TASK PROMPT: Reproduce each record below exactly as written.

★ ★ ★ ★

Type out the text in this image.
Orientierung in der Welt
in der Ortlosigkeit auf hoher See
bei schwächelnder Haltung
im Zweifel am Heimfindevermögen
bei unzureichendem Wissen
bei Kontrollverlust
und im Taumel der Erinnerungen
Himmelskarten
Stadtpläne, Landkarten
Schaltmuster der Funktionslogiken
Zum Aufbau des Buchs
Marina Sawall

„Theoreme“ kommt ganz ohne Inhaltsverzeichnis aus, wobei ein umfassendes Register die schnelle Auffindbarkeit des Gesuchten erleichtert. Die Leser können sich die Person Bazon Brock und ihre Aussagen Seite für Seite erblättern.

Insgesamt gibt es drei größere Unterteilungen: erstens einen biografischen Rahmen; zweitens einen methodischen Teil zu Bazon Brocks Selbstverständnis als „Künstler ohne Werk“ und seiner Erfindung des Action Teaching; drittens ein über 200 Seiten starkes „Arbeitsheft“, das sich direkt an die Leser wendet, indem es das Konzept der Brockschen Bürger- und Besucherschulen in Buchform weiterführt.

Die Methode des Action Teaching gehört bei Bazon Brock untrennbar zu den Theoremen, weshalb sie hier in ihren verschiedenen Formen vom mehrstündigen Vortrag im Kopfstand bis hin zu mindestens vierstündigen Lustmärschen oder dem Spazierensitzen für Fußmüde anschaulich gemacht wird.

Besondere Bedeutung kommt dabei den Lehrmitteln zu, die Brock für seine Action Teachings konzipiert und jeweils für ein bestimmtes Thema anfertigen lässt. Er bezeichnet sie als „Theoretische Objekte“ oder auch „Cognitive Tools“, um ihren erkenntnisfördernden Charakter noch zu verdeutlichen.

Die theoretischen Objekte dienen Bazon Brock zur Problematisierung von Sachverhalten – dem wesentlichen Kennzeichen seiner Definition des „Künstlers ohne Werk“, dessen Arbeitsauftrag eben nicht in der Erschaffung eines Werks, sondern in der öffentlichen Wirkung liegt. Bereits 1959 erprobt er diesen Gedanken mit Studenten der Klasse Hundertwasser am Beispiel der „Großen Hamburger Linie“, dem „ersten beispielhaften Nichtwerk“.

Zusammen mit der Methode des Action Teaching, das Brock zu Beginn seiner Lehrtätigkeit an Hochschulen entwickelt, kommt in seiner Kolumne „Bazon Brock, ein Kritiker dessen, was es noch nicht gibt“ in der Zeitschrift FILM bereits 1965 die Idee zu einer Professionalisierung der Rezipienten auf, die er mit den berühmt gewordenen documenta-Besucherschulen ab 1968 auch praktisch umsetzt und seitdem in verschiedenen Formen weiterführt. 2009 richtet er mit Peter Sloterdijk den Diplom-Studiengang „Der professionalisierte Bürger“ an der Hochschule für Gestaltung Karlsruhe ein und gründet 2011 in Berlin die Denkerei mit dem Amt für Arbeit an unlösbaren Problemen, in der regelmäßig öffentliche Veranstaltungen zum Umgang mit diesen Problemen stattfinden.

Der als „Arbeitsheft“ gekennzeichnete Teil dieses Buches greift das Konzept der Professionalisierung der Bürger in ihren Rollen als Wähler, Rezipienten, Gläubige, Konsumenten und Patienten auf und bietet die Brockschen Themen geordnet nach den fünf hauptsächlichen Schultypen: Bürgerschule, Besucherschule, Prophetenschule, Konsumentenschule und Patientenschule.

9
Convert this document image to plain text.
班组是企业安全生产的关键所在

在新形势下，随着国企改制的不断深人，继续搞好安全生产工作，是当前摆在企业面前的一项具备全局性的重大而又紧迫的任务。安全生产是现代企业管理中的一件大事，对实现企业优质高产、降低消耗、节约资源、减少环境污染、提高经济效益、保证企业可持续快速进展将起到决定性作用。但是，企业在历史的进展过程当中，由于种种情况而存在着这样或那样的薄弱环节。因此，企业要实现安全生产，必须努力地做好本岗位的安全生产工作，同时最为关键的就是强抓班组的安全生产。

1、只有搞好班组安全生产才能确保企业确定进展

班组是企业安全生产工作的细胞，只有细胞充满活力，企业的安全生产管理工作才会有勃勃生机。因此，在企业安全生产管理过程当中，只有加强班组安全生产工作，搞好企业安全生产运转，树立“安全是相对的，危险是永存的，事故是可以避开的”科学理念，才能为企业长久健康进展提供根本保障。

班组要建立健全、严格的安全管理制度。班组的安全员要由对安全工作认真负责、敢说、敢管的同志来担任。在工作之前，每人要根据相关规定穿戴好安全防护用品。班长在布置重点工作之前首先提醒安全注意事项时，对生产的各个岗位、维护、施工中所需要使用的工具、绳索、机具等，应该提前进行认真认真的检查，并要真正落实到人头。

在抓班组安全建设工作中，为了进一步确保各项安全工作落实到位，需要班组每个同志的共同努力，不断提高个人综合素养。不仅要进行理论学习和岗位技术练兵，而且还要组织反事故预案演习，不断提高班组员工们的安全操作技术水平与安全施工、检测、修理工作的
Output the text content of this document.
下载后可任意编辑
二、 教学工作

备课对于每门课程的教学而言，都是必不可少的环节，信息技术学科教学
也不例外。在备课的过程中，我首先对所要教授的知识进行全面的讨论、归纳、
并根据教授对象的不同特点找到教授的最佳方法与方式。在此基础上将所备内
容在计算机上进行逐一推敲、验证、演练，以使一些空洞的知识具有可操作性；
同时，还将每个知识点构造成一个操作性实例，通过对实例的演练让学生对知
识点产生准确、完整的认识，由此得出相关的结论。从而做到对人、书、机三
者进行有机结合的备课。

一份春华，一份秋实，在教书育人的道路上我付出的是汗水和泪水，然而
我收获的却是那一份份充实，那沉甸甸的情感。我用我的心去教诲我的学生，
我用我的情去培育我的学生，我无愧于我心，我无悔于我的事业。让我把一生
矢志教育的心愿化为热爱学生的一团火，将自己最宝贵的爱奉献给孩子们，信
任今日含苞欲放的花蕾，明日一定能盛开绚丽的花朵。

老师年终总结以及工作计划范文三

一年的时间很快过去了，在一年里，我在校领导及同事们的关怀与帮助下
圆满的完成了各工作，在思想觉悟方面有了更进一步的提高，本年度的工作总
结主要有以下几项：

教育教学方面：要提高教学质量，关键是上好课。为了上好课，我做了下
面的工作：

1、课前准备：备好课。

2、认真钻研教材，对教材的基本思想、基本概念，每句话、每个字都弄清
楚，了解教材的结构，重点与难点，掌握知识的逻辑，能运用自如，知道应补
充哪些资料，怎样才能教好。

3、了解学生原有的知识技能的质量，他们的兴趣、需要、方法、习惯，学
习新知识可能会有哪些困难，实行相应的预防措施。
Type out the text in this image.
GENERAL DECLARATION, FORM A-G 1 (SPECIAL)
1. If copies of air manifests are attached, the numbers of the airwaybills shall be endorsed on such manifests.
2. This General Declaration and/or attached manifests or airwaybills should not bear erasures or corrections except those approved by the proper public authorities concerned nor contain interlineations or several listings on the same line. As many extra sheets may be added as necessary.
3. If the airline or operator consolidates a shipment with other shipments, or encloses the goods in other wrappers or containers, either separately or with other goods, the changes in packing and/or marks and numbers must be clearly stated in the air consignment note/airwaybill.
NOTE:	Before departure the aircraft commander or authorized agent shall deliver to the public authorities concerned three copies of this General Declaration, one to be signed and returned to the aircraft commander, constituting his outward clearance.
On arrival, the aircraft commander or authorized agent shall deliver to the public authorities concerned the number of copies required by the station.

★ ★ ★ ★

RESULT:
Type out the text in this image.
Orientierung in der Welt
in der Ortlosigkeit auf hoher See
bei schwächelnder Haltung
im Zweifel am Heimfindevermögen
bei unzureichendem Wissen
bei Kontrollverlust
und im Taumel der Erinnerungen
Himmelskarten
Stadtpläne, Landkarten
Schaltmuster der Funktionslogiken
Zum Aufbau des Buchs
Marina Sawall

„Theoreme“ kommt ganz ohne Inhaltsverzeichnis aus, wobei ein umfassendes Register die schnelle Auffindbarkeit des Gesuchten erleichtert. Die Leser können sich die Person Bazon Brock und ihre Aussagen Seite für Seite erblättern.

Insgesamt gibt es drei größere Unterteilungen: erstens einen biografischen Rahmen; zweitens einen methodischen Teil zu Bazon Brocks Selbstverständnis als „Künstler ohne Werk“ und seiner Erfindung des Action Teaching; drittens ein über 200 Seiten starkes „Arbeitsheft“, das sich direkt an die Leser wendet, indem es das Konzept der Brockschen Bürger- und Besucherschulen in Buchform weiterführt.

Die Methode des Action Teaching gehört bei Bazon Brock untrennbar zu den Theoremen, weshalb sie hier in ihren verschiedenen Formen vom mehrstündigen Vortrag im Kopfstand bis hin zu mindestens vierstündigen Lustmärschen oder dem Spazierensitzen für Fußmüde anschaulich gemacht wird.

Besondere Bedeutung kommt dabei den Lehrmitteln zu, die Brock für seine Action Teachings konzipiert und jeweils für ein bestimmtes Thema anfertigen lässt. Er bezeichnet sie als „Theoretische Objekte“ oder auch „Cognitive Tools“, um ihren erkenntnisfördernden Charakter noch zu verdeutlichen.

Die theoretischen Objekte dienen Bazon Brock zur Problematisierung von Sachverhalten – dem wesentlichen Kennzeichen seiner Definition des „Künstlers ohne Werk“, dessen Arbeitsauftrag eben nicht in der Erschaffung eines Werks, sondern in der öffentlichen Wirkung liegt. Bereits 1959 erprobt er diesen Gedanken mit Studenten der Klasse Hundertwasser am Beispiel der „Großen Hamburger Linie“, dem „ersten beispielhaften Nichtwerk“.

Zusammen mit der Methode des Action Teaching, das Brock zu Beginn seiner Lehrtätigkeit an Hochschulen entwickelt, kommt in seiner Kolumne „Bazon Brock, ein Kritiker dessen, was es noch nicht gibt“ in der Zeitschrift FILM bereits 1965 die Idee zu einer Professionalisierung der Rezipienten auf, die er mit den berühmt gewordenen documenta-Besucherschulen ab 1968 auch praktisch umsetzt und seitdem in verschiedenen Formen weiterführt. 2009 richtet er mit Peter Sloterdijk den Diplom-Studiengang „Der professionalisierte Bürger“ an der Hochschule für Gestaltung Karlsruhe ein und gründet 2011 in Berlin die Denkerei mit dem Amt für Arbeit an unlösbaren Problemen, in der regelmäßig öffentliche Veranstaltungen zum Umgang mit diesen Problemen stattfinden.

Der als „Arbeitsheft“ gekennzeichnete Teil dieses Buches greift das Konzept der Professionalisierung der Bürger in ihren Rollen als Wähler, Rezipienten, Gläubige, Konsumenten und Patienten auf und bietet die Brockschen Themen geordnet nach den fünf hauptsächlichen Schultypen: Bürgerschule, Besucherschule, Prophetenschule, Konsumentenschule und Patientenschule.

9
Convert this document image to plain text.
班组是企业安全生产的关键所在

在新形势下，随着国企改制的不断深人，继续搞好安全生产工作，是当前摆在企业面前的一项具备全局性的重大而又紧迫的任务。安全生产是现代企业管理中的一件大事，对实现企业优质高产、降低消耗、节约资源、减少环境污染、提高经济效益、保证企业可持续快速进展将起到决定性作用。但是，企业在历史的进展过程当中，由于种种情况而存在着这样或那样的薄弱环节。因此，企业要实现安全生产，必须努力地做好本岗位的安全生产工作，同时最为关键的就是强抓班组的安全生产。

1、只有搞好班组安全生产才能确保企业确定进展

班组是企业安全生产工作的细胞，只有细胞充满活力，企业的安全生产管理工作才会有勃勃生机。因此，在企业安全生产管理过程当中，只有加强班组安全生产工作，搞好企业安全生产运转，树立“安全是相对的，危险是永存的，事故是可以避开的”科学理念，才能为企业长久健康进展提供根本保障。

班组要建立健全、严格的安全管理制度。班组的安全员要由对安全工作认真负责、敢说、敢管的同志来担任。在工作之前，每人要根据相关规定穿戴好安全防护用品。班长在布置重点工作之前首先提醒安全注意事项时，对生产的各个岗位、维护、施工中所需要使用的工具、绳索、机具等，应该提前进行认真认真的检查，并要真正落实到人头。

在抓班组安全建设工作中，为了进一步确保各项安全工作落实到位，需要班组每个同志的共同努力，不断提高个人综合素养。不仅要进行理论学习和岗位技术练兵，而且还要组织反事故预案演习，不断提高班组员工们的安全操作技术水平与安全施工、检测、修理工作的
Output the text content of this document.
下载后可任意编辑
二、 教学工作

备课对于每门课程的教学而言，都是必不可少的环节，信息技术学科教学
也不例外。在备课的过程中，我首先对所要教授的知识进行全面的讨论、归纳、
并根据教授对象的不同特点找到教授的最佳方法与方式。在此基础上将所备内
容在计算机上进行逐一推敲、验证、演练，以使一些空洞的知识具有可操作性；
同时，还将每个知识点构造成一个操作性实例，通过对实例的演练让学生对知
识点产生准确、完整的认识，由此得出相关的结论。从而做到对人、书、机三
者进行有机结合的备课。

一份春华，一份秋实，在教书育人的道路上我付出的是汗水和泪水，然而
我收获的却是那一份份充实，那沉甸甸的情感。我用我的心去教诲我的学生，
我用我的情去培育我的学生，我无愧于我心，我无悔于我的事业。让我把一生
矢志教育的心愿化为热爱学生的一团火，将自己最宝贵的爱奉献给孩子们，信
任今日含苞欲放的花蕾，明日一定能盛开绚丽的花朵。

老师年终总结以及工作计划范文三

一年的时间很快过去了，在一年里，我在校领导及同事们的关怀与帮助下
圆满的完成了各工作，在思想觉悟方面有了更进一步的提高，本年度的工作总
结主要有以下几项：

教育教学方面：要提高教学质量，关键是上好课。为了上好课，我做了下
面的工作：

1、课前准备：备好课。

2、认真钻研教材，对教材的基本思想、基本概念，每句话、每个字都弄清
楚，了解教材的结构，重点与难点，掌握知识的逻辑，能运用自如，知道应补
充哪些资料，怎样才能教好。

3、了解学生原有的知识技能的质量，他们的兴趣、需要、方法、习惯，学
习新知识可能会有哪些困难，实行相应的预防措施。
Type out the text in this image.
GENERAL DECLARATION, FORM A-G 1 (SPECIAL)
1. If copies of air manifests are attached, the numbers of the airwaybills shall be endorsed on such manifests.
2. This General Declaration and/or attached manifests or airwaybills should not bear erasures or corrections except those approved by the proper public authorities concerned nor contain interlineations or several listings on the same line. As many extra sheets may be added as necessary.
3. If the airline or operator consolidates a shipment with other shipments, or encloses the goods in other wrappers or containers, either separately or with other goods, the changes in packing and/or marks and numbers must be clearly stated in the air consignment note/airwaybill.
NOTE:	Before departure the aircraft commander or authorized agent shall deliver to the public authorities concerned three copies of this General Declaration, one to be signed and returned to the aircraft commander, constituting his outward clearance.
On arrival, the aircraft commander or authorized agent shall deliver to the public authorities concerned the number of copies required by the station.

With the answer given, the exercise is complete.